From the listing below, select every line where the word "SHOW" appears.

Source records:
— Begin —

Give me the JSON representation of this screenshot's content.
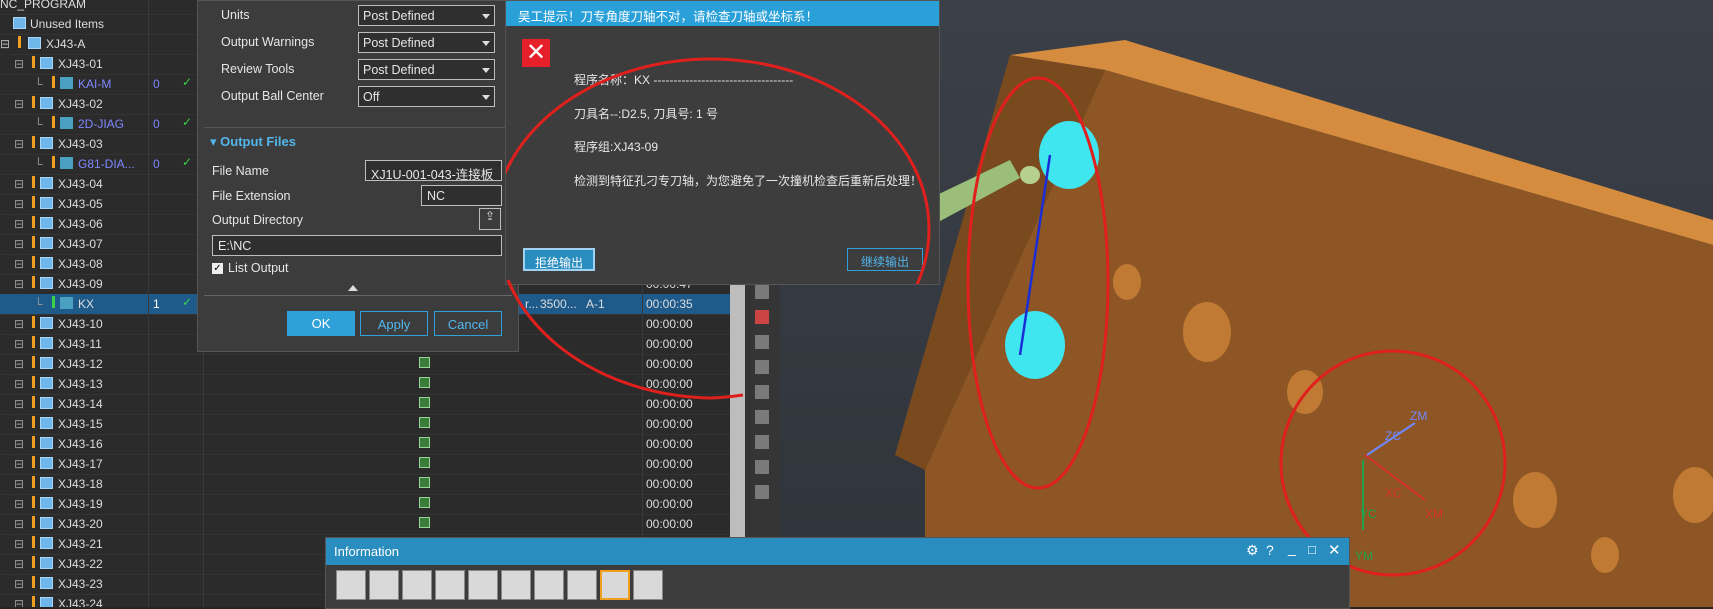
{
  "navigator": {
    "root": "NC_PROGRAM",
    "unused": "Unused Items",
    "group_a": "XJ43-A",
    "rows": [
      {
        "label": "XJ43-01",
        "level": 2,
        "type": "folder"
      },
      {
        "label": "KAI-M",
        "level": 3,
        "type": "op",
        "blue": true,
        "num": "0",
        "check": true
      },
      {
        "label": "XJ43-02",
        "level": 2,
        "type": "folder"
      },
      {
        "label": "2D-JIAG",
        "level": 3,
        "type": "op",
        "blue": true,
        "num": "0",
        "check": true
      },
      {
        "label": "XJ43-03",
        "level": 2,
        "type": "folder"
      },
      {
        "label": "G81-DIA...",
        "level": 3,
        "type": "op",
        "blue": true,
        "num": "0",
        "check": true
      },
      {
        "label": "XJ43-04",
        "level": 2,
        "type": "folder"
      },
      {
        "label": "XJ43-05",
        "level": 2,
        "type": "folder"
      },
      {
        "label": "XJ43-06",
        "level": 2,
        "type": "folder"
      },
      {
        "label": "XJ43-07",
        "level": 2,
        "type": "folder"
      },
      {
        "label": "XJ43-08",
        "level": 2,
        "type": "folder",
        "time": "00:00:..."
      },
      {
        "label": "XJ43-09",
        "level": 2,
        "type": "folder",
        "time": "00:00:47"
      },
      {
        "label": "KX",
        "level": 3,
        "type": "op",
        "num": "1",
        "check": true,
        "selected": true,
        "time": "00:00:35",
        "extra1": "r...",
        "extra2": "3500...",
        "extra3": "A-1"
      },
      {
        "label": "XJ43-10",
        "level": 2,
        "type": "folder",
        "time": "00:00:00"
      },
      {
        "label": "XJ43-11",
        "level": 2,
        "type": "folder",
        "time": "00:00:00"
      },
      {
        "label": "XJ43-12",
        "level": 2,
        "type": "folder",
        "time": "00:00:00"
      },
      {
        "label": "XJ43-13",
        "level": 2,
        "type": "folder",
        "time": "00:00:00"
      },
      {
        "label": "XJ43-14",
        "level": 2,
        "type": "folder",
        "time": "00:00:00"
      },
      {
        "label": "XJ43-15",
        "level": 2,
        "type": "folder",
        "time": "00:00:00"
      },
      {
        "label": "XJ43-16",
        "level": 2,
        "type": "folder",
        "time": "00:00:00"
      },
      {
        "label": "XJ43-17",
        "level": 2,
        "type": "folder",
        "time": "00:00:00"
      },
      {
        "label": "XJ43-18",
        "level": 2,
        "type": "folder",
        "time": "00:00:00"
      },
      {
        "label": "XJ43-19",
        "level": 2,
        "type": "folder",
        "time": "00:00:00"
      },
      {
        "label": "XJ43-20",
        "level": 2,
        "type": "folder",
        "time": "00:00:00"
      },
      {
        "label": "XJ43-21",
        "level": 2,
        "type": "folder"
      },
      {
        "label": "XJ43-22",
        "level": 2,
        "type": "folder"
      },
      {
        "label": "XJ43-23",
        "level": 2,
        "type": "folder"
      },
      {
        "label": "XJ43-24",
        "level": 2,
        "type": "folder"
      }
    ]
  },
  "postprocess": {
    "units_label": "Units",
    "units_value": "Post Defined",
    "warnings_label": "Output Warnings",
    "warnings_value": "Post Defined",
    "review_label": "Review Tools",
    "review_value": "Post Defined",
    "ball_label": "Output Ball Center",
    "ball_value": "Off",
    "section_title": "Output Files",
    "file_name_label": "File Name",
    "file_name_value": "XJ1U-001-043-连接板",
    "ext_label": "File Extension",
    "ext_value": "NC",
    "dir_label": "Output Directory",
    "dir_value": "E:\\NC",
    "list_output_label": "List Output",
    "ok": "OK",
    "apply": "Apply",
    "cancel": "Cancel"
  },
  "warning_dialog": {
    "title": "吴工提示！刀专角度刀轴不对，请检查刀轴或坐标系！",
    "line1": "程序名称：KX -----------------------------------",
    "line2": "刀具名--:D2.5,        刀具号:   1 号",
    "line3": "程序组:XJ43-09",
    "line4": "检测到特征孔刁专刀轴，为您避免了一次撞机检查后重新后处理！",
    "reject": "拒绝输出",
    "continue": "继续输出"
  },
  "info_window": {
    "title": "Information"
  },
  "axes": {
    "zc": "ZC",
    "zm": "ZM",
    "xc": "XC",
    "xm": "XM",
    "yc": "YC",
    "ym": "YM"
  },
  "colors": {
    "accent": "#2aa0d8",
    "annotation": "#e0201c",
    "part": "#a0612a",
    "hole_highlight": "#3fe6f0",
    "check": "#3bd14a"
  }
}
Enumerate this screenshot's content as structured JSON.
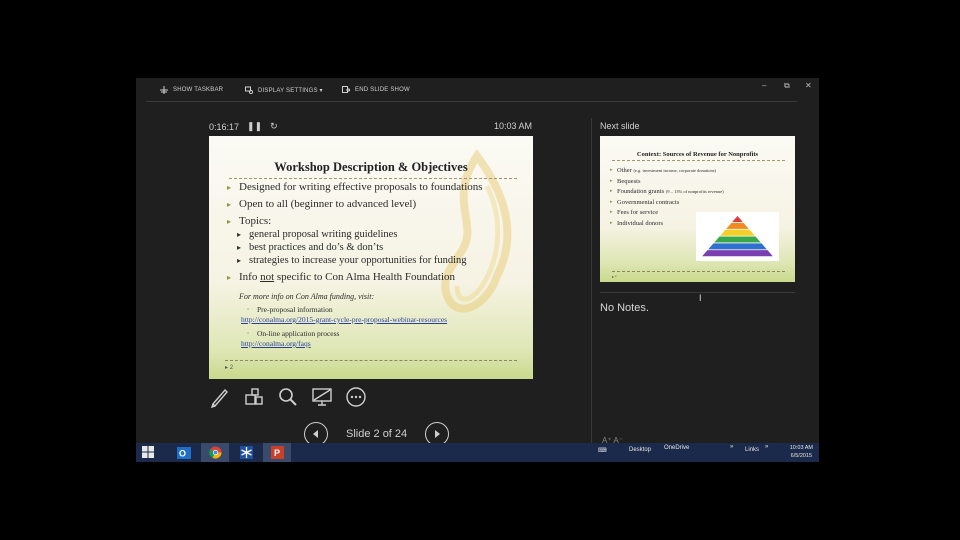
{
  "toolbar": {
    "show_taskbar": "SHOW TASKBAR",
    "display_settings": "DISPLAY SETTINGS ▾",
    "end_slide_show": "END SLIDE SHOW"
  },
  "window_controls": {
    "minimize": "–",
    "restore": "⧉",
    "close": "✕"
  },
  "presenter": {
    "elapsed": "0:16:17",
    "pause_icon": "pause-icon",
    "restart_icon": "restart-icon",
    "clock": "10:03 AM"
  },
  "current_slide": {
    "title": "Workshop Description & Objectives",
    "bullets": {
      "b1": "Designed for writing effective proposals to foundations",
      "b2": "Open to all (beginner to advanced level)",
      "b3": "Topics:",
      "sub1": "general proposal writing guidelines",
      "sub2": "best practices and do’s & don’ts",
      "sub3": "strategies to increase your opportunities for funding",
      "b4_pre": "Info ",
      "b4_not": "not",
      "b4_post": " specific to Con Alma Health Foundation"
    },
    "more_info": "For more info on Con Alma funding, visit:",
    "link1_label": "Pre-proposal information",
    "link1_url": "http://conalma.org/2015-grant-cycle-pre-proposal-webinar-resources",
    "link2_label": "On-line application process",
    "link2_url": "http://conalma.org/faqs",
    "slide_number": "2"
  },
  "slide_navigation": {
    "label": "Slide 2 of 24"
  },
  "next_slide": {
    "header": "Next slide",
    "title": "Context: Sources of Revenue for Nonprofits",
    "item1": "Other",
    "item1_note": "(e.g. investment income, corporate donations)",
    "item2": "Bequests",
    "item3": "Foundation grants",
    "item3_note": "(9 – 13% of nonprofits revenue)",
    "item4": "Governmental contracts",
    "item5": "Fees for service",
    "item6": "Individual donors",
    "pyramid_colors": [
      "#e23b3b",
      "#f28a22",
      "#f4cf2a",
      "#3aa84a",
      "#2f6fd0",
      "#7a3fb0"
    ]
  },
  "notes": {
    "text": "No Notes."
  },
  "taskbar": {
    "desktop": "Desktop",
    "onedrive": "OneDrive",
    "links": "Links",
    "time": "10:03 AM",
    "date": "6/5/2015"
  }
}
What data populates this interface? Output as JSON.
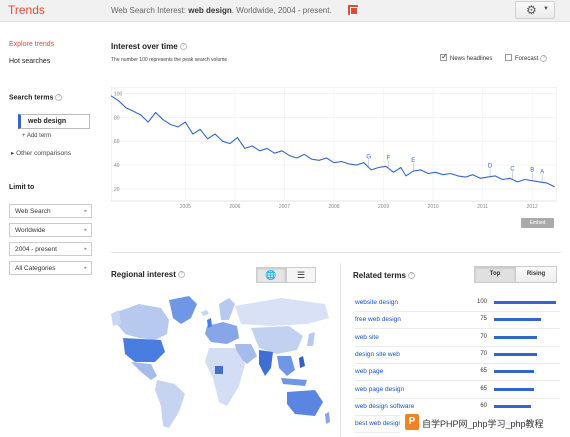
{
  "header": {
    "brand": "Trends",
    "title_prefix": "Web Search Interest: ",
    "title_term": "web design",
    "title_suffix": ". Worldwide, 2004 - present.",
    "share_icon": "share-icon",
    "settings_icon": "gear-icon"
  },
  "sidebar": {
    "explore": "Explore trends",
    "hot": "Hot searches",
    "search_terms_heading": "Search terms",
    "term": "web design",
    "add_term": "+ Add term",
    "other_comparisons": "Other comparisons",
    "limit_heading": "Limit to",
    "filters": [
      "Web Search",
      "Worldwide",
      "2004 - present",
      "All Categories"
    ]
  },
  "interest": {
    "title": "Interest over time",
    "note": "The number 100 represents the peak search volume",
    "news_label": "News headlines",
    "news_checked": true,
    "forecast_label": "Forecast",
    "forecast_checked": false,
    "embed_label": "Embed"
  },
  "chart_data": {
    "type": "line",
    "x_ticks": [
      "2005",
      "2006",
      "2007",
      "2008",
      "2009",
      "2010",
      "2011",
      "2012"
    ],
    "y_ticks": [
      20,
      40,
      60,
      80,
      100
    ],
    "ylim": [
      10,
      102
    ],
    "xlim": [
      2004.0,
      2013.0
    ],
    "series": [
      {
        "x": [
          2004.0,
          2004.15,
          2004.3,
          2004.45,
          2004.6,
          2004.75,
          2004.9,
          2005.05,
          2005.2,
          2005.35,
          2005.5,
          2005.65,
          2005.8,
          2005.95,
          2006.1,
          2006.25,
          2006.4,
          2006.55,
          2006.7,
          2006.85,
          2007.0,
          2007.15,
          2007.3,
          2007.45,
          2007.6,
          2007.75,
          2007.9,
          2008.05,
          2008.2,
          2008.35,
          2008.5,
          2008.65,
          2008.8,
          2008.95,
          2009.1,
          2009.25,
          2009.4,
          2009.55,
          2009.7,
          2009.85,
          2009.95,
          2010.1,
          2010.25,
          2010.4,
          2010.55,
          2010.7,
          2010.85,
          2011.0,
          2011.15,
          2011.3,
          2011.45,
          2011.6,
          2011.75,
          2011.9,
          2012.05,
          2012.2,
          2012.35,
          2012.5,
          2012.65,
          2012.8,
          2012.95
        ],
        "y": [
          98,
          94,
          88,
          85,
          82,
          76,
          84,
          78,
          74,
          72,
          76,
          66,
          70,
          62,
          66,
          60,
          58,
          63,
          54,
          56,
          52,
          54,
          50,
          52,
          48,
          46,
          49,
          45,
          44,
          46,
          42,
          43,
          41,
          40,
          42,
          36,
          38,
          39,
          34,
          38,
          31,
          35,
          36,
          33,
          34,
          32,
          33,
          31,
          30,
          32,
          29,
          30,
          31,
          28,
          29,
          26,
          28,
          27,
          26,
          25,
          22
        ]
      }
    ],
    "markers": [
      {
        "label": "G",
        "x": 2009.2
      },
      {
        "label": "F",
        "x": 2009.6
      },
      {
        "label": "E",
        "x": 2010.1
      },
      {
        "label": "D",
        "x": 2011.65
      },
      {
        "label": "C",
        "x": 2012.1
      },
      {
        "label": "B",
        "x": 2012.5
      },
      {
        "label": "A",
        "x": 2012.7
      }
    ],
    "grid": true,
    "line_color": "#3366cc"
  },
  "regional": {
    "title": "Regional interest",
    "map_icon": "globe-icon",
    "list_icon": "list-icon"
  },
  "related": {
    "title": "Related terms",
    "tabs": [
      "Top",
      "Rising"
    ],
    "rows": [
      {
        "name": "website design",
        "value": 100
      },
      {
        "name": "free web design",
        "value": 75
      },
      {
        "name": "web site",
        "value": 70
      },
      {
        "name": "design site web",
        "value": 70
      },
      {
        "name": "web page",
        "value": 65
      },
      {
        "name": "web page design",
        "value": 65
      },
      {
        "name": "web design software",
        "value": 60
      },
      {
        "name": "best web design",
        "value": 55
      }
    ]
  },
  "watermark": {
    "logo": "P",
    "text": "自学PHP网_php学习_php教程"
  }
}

— End —

● ANSWER TO THIS PROBLEM
    "show_taskbar": "SHOW TASKBAR",
    "end_slide_show": "END SLIDE SHOW"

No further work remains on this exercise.